### Instructions for the task
Write out all the data again, exactly as it stands.

==================================================

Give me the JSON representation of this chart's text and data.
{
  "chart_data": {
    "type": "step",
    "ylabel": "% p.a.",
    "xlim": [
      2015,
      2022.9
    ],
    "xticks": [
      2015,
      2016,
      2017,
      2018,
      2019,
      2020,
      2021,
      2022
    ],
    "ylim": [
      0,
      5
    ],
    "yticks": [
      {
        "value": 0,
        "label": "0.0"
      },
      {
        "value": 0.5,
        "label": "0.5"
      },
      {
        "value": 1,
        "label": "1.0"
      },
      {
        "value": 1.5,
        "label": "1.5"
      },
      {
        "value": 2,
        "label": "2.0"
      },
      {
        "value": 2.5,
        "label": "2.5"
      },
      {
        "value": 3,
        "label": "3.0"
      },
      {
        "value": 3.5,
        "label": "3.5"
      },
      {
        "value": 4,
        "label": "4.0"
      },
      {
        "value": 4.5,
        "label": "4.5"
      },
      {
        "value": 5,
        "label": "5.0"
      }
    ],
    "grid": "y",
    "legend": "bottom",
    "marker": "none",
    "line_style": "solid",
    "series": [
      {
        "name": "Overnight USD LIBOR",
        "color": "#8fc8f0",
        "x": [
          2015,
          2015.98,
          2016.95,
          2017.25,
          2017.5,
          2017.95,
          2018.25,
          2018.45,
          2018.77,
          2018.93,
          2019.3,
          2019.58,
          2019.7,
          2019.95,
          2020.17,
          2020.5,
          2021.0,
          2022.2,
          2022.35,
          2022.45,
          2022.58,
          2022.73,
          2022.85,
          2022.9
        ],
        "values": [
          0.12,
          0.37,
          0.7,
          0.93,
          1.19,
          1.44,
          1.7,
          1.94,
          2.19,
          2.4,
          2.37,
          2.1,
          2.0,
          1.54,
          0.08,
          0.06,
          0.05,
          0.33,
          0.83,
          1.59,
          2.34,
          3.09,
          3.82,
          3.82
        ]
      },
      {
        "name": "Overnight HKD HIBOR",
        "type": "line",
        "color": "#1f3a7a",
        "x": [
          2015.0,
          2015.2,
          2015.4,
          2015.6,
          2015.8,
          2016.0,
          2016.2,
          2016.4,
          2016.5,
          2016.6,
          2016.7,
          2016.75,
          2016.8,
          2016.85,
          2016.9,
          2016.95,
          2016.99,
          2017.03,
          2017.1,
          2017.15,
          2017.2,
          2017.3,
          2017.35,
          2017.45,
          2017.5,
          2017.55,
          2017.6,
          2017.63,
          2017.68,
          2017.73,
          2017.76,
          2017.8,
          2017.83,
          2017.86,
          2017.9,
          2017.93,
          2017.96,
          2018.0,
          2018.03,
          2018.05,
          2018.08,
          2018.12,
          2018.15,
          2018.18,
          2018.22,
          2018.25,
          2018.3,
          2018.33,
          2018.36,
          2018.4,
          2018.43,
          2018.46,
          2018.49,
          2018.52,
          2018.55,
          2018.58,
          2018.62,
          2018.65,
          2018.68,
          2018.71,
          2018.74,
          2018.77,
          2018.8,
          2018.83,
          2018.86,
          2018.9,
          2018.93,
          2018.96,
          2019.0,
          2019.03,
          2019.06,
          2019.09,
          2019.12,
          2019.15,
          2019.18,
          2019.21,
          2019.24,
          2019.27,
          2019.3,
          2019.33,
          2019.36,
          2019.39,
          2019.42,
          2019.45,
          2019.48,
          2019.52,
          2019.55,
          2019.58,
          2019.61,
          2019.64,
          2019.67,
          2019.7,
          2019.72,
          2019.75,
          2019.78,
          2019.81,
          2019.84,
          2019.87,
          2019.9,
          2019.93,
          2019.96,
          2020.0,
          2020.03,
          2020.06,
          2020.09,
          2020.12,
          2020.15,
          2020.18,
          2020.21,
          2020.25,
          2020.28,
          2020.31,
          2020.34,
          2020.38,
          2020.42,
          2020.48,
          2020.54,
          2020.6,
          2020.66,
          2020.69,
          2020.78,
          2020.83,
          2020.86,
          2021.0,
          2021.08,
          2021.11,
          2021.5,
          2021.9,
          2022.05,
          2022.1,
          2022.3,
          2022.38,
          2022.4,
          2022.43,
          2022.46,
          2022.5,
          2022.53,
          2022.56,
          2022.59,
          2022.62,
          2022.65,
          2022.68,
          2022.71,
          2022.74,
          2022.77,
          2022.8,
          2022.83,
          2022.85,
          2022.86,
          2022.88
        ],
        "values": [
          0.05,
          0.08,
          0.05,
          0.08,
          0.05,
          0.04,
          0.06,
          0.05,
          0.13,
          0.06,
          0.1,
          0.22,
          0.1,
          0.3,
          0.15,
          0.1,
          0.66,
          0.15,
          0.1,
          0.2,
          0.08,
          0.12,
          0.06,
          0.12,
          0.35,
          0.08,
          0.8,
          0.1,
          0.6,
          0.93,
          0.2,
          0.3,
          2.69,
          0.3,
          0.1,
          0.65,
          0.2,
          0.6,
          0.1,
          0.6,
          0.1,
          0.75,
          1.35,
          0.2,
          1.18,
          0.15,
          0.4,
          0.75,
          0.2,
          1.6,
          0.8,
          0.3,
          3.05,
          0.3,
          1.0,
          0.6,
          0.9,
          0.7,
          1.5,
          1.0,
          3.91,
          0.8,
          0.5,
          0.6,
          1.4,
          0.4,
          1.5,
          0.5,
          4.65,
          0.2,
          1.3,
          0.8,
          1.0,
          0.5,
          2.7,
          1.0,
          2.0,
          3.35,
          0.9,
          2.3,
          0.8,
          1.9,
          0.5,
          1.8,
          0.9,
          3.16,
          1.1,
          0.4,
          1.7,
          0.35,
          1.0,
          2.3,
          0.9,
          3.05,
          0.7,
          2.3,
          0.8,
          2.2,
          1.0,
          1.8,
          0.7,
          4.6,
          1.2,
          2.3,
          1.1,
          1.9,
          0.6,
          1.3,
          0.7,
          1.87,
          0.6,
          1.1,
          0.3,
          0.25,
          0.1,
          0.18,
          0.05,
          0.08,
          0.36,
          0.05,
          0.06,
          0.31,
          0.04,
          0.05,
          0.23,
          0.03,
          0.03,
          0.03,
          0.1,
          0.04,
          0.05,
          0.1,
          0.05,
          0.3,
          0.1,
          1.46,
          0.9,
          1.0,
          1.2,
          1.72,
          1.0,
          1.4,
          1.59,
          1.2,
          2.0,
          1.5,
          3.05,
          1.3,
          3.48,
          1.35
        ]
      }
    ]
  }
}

==================================================

### Exercise answer
Give me the JSON representation of this chart's text and data.
{
  "chart_data": {
    "type": "step",
    "ylabel": "% p.a.",
    "xlim": [
      2015,
      2022.9
    ],
    "xticks": [
      2015,
      2016,
      2017,
      2018,
      2019,
      2020,
      2021,
      2022
    ],
    "ylim": [
      0,
      5
    ],
    "yticks": [
      {
        "value": 0,
        "label": "0.0"
      },
      {
        "value": 0.5,
        "label": "0.5"
      },
      {
        "value": 1,
        "label": "1.0"
      },
      {
        "value": 1.5,
        "label": "1.5"
      },
      {
        "value": 2,
        "label": "2.0"
      },
      {
        "value": 2.5,
        "label": "2.5"
      },
      {
        "value": 3,
        "label": "3.0"
      },
      {
        "value": 3.5,
        "label": "3.5"
      },
      {
        "value": 4,
        "label": "4.0"
      },
      {
        "value": 4.5,
        "label": "4.5"
      },
      {
        "value": 5,
        "label": "5.0"
      }
    ],
    "grid": "y",
    "legend": "bottom",
    "marker": "none",
    "line_style": "solid",
    "series": [
      {
        "name": "Overnight USD LIBOR",
        "color": "#8fc8f0",
        "x": [
          2015,
          2015.98,
          2016.95,
          2017.25,
          2017.5,
          2017.95,
          2018.25,
          2018.45,
          2018.77,
          2018.93,
          2019.3,
          2019.58,
          2019.7,
          2019.95,
          2020.17,
          2020.5,
          2021.0,
          2022.2,
          2022.35,
          2022.45,
          2022.58,
          2022.73,
          2022.85,
          2022.9
        ],
        "values": [
          0.12,
          0.37,
          0.7,
          0.93,
          1.19,
          1.44,
          1.7,
          1.94,
          2.19,
          2.4,
          2.37,
          2.1,
          2.0,
          1.54,
          0.08,
          0.06,
          0.05,
          0.33,
          0.83,
          1.59,
          2.34,
          3.09,
          3.82,
          3.82
        ]
      },
      {
        "name": "Overnight HKD HIBOR",
        "type": "line",
        "color": "#1f3a7a",
        "x": [
          2015.0,
          2015.2,
          2015.4,
          2015.6,
          2015.8,
          2016.0,
          2016.2,
          2016.4,
          2016.5,
          2016.6,
          2016.7,
          2016.75,
          2016.8,
          2016.85,
          2016.9,
          2016.95,
          2016.99,
          2017.03,
          2017.1,
          2017.15,
          2017.2,
          2017.3,
          2017.35,
          2017.45,
          2017.5,
          2017.55,
          2017.6,
          2017.63,
          2017.68,
          2017.73,
          2017.76,
          2017.8,
          2017.83,
          2017.86,
          2017.9,
          2017.93,
          2017.96,
          2018.0,
          2018.03,
          2018.05,
          2018.08,
          2018.12,
          2018.15,
          2018.18,
          2018.22,
          2018.25,
          2018.3,
          2018.33,
          2018.36,
          2018.4,
          2018.43,
          2018.46,
          2018.49,
          2018.52,
          2018.55,
          2018.58,
          2018.62,
          2018.65,
          2018.68,
          2018.71,
          2018.74,
          2018.77,
          2018.8,
          2018.83,
          2018.86,
          2018.9,
          2018.93,
          2018.96,
          2019.0,
          2019.03,
          2019.06,
          2019.09,
          2019.12,
          2019.15,
          2019.18,
          2019.21,
          2019.24,
          2019.27,
          2019.3,
          2019.33,
          2019.36,
          2019.39,
          2019.42,
          2019.45,
          2019.48,
          2019.52,
          2019.55,
          2019.58,
          2019.61,
          2019.64,
          2019.67,
          2019.7,
          2019.72,
          2019.75,
          2019.78,
          2019.81,
          2019.84,
          2019.87,
          2019.9,
          2019.93,
          2019.96,
          2020.0,
          2020.03,
          2020.06,
          2020.09,
          2020.12,
          2020.15,
          2020.18,
          2020.21,
          2020.25,
          2020.28,
          2020.31,
          2020.34,
          2020.38,
          2020.42,
          2020.48,
          2020.54,
          2020.6,
          2020.66,
          2020.69,
          2020.78,
          2020.83,
          2020.86,
          2021.0,
          2021.08,
          2021.11,
          2021.5,
          2021.9,
          2022.05,
          2022.1,
          2022.3,
          2022.38,
          2022.4,
          2022.43,
          2022.46,
          2022.5,
          2022.53,
          2022.56,
          2022.59,
          2022.62,
          2022.65,
          2022.68,
          2022.71,
          2022.74,
          2022.77,
          2022.8,
          2022.83,
          2022.85,
          2022.86,
          2022.88
        ],
        "values": [
          0.05,
          0.08,
          0.05,
          0.08,
          0.05,
          0.04,
          0.06,
          0.05,
          0.13,
          0.06,
          0.1,
          0.22,
          0.1,
          0.3,
          0.15,
          0.1,
          0.66,
          0.15,
          0.1,
          0.2,
          0.08,
          0.12,
          0.06,
          0.12,
          0.35,
          0.08,
          0.8,
          0.1,
          0.6,
          0.93,
          0.2,
          0.3,
          2.69,
          0.3,
          0.1,
          0.65,
          0.2,
          0.6,
          0.1,
          0.6,
          0.1,
          0.75,
          1.35,
          0.2,
          1.18,
          0.15,
          0.4,
          0.75,
          0.2,
          1.6,
          0.8,
          0.3,
          3.05,
          0.3,
          1.0,
          0.6,
          0.9,
          0.7,
          1.5,
          1.0,
          3.91,
          0.8,
          0.5,
          0.6,
          1.4,
          0.4,
          1.5,
          0.5,
          4.65,
          0.2,
          1.3,
          0.8,
          1.0,
          0.5,
          2.7,
          1.0,
          2.0,
          3.35,
          0.9,
          2.3,
          0.8,
          1.9,
          0.5,
          1.8,
          0.9,
          3.16,
          1.1,
          0.4,
          1.7,
          0.35,
          1.0,
          2.3,
          0.9,
          3.05,
          0.7,
          2.3,
          0.8,
          2.2,
          1.0,
          1.8,
          0.7,
          4.6,
          1.2,
          2.3,
          1.1,
          1.9,
          0.6,
          1.3,
          0.7,
          1.87,
          0.6,
          1.1,
          0.3,
          0.25,
          0.1,
          0.18,
          0.05,
          0.08,
          0.36,
          0.05,
          0.06,
          0.31,
          0.04,
          0.05,
          0.23,
          0.03,
          0.03,
          0.03,
          0.1,
          0.04,
          0.05,
          0.1,
          0.05,
          0.3,
          0.1,
          1.46,
          0.9,
          1.0,
          1.2,
          1.72,
          1.0,
          1.4,
          1.59,
          1.2,
          2.0,
          1.5,
          3.05,
          1.3,
          3.48,
          1.35
        ]
      }
    ]
  }
}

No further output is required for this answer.